■ **What this task involves**
Output every line of the entries below unchanged, keeping the same words, numbers and order.

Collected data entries
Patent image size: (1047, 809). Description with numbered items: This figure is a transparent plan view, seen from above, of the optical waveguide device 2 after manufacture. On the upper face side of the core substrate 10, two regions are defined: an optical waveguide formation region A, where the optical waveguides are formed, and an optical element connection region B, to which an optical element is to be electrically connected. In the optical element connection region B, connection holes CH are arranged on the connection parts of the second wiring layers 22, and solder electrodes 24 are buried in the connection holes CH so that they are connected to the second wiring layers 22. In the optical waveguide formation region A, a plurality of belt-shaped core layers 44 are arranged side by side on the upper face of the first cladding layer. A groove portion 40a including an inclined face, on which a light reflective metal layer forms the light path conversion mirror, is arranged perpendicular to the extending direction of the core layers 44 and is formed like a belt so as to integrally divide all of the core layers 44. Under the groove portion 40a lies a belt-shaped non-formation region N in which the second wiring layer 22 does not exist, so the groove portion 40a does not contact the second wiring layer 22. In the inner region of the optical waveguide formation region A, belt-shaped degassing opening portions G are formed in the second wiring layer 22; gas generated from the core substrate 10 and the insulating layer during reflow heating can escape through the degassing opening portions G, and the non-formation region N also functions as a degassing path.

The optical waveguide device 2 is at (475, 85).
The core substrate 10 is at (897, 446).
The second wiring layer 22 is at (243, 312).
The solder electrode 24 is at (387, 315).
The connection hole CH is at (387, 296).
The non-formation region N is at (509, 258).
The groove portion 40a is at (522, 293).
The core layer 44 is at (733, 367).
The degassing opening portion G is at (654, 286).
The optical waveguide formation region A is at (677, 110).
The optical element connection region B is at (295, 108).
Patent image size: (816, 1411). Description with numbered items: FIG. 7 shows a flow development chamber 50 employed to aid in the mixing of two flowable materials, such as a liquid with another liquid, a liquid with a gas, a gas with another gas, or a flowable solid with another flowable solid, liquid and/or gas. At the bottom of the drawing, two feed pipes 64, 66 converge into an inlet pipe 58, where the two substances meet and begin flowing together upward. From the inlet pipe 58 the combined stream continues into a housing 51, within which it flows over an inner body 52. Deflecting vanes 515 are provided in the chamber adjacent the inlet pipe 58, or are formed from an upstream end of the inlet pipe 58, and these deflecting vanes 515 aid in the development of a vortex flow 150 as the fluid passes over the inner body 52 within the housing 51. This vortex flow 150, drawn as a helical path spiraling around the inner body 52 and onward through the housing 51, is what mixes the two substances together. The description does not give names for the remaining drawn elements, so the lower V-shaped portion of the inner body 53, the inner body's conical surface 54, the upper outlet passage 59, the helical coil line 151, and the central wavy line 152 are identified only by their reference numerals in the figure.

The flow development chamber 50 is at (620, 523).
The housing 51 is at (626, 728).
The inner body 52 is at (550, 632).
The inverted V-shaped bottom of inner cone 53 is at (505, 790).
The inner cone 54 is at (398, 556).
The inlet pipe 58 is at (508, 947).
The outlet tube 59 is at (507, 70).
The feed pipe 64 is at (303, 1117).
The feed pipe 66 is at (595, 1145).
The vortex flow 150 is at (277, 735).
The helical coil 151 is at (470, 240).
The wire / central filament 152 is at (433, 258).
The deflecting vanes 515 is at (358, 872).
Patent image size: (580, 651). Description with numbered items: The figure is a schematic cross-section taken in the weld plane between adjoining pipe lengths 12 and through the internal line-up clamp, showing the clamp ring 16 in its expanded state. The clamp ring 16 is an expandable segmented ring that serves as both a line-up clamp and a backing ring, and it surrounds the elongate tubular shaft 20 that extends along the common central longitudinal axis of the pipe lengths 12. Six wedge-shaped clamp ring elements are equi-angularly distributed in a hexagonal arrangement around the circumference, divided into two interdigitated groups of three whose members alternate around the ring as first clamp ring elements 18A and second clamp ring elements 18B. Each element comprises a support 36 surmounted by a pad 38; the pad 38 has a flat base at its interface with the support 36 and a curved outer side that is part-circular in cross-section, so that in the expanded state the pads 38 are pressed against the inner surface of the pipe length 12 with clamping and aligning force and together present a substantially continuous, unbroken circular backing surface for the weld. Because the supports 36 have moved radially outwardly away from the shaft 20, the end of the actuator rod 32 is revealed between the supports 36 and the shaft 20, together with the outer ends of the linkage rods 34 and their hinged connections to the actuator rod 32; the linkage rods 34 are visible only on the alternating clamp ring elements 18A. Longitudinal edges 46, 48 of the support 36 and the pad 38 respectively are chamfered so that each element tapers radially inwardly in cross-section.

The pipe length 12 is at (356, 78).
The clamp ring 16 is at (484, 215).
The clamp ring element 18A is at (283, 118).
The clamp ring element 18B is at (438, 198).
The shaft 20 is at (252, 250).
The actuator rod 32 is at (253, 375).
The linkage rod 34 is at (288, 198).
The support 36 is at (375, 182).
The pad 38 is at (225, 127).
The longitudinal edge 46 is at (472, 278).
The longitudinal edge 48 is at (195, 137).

■ **Output below**
Patent image size: (1047, 809). Description with numbered items: This figure is a transparent plan view, seen from above, of the optical waveguide device 2 after manufacture. On the upper face side of the core substrate 10, two regions are defined: an optical waveguide formation region A, where the optical waveguides are formed, and an optical element connection region B, to which an optical element is to be electrically connected. In the optical element connection region B, connection holes CH are arranged on the connection parts of the second wiring layers 22, and solder electrodes 24 are buried in the connection holes CH so that they are connected to the second wiring layers 22. In the optical waveguide formation region A, a plurality of belt-shaped core layers 44 are arranged side by side on the upper face of the first cladding layer. A groove portion 40a including an inclined face, on which a light reflective metal layer forms the light path conversion mirror, is arranged perpendicular to the extending direction of the core layers 44 and is formed like a belt so as to integrally divide all of the core layers 44. Under the groove portion 40a lies a belt-shaped non-formation region N in which the second wiring layer 22 does not exist, so the groove portion 40a does not contact the second wiring layer 22. In the inner region of the optical waveguide formation region A, belt-shaped degassing opening portions G are formed in the second wiring layer 22; gas generated from the core substrate 10 and the insulating layer during reflow heating can escape through the degassing opening portions G, and the non-formation region N also functions as a degassing path.

The optical waveguide device 2 is at (475, 85).
The core substrate 10 is at (897, 446).
The second wiring layer 22 is at (243, 312).
The solder electrode 24 is at (387, 315).
The connection hole CH is at (387, 296).
The non-formation region N is at (509, 258).
The groove portion 40a is at (522, 293).
The core layer 44 is at (733, 367).
The degassing opening portion G is at (654, 286).
The optical waveguide formation region A is at (677, 110).
The optical element connection region B is at (295, 108).
Patent image size: (816, 1411). Description with numbered items: FIG. 7 shows a flow development chamber 50 employed to aid in the mixing of two flowable materials, such as a liquid with another liquid, a liquid with a gas, a gas with another gas, or a flowable solid with another flowable solid, liquid and/or gas. At the bottom of the drawing, two feed pipes 64, 66 converge into an inlet pipe 58, where the two substances meet and begin flowing together upward. From the inlet pipe 58 the combined stream continues into a housing 51, within which it flows over an inner body 52. Deflecting vanes 515 are provided in the chamber adjacent the inlet pipe 58, or are formed from an upstream end of the inlet pipe 58, and these deflecting vanes 515 aid in the development of a vortex flow 150 as the fluid passes over the inner body 52 within the housing 51. This vortex flow 150, drawn as a helical path spiraling around the inner body 52 and onward through the housing 51, is what mixes the two substances together. The description does not give names for the remaining drawn elements, so the lower V-shaped portion of the inner body 53, the inner body's conical surface 54, the upper outlet passage 59, the helical coil line 151, and the central wavy line 152 are identified only by their reference numerals in the figure.

The flow development chamber 50 is at (620, 523).
The housing 51 is at (626, 728).
The inner body 52 is at (550, 632).
The inverted V-shaped bottom of inner cone 53 is at (505, 790).
The inner cone 54 is at (398, 556).
The inlet pipe 58 is at (508, 947).
The outlet tube 59 is at (507, 70).
The feed pipe 64 is at (303, 1117).
The feed pipe 66 is at (595, 1145).
The vortex flow 150 is at (277, 735).
The helical coil 151 is at (470, 240).
The wire / central filament 152 is at (433, 258).
The deflecting vanes 515 is at (358, 872).
Patent image size: (580, 651). Description with numbered items: The figure is a schematic cross-section taken in the weld plane between adjoining pipe lengths 12 and through the internal line-up clamp, showing the clamp ring 16 in its expanded state. The clamp ring 16 is an expandable segmented ring that serves as both a line-up clamp and a backing ring, and it surrounds the elongate tubular shaft 20 that extends along the common central longitudinal axis of the pipe lengths 12. Six wedge-shaped clamp ring elements are equi-angularly distributed in a hexagonal arrangement around the circumference, divided into two interdigitated groups of three whose members alternate around the ring as first clamp ring elements 18A and second clamp ring elements 18B. Each element comprises a support 36 surmounted by a pad 38; the pad 38 has a flat base at its interface with the support 36 and a curved outer side that is part-circular in cross-section, so that in the expanded state the pads 38 are pressed against the inner surface of the pipe length 12 with clamping and aligning force and together present a substantially continuous, unbroken circular backing surface for the weld. Because the supports 36 have moved radially outwardly away from the shaft 20, the end of the actuator rod 32 is revealed between the supports 36 and the shaft 20, together with the outer ends of the linkage rods 34 and their hinged connections to the actuator rod 32; the linkage rods 34 are visible only on the alternating clamp ring elements 18A. Longitudinal edges 46, 48 of the support 36 and the pad 38 respectively are chamfered so that each element tapers radially inwardly in cross-section.

The pipe length 12 is at (356, 78).
The clamp ring 16 is at (484, 215).
The clamp ring element 18A is at (283, 118).
The clamp ring element 18B is at (438, 198).
The shaft 20 is at (252, 250).
The actuator rod 32 is at (253, 375).
The linkage rod 34 is at (288, 198).
The support 36 is at (375, 182).
The pad 38 is at (225, 127).
The longitudinal edge 46 is at (472, 278).
The longitudinal edge 48 is at (195, 137).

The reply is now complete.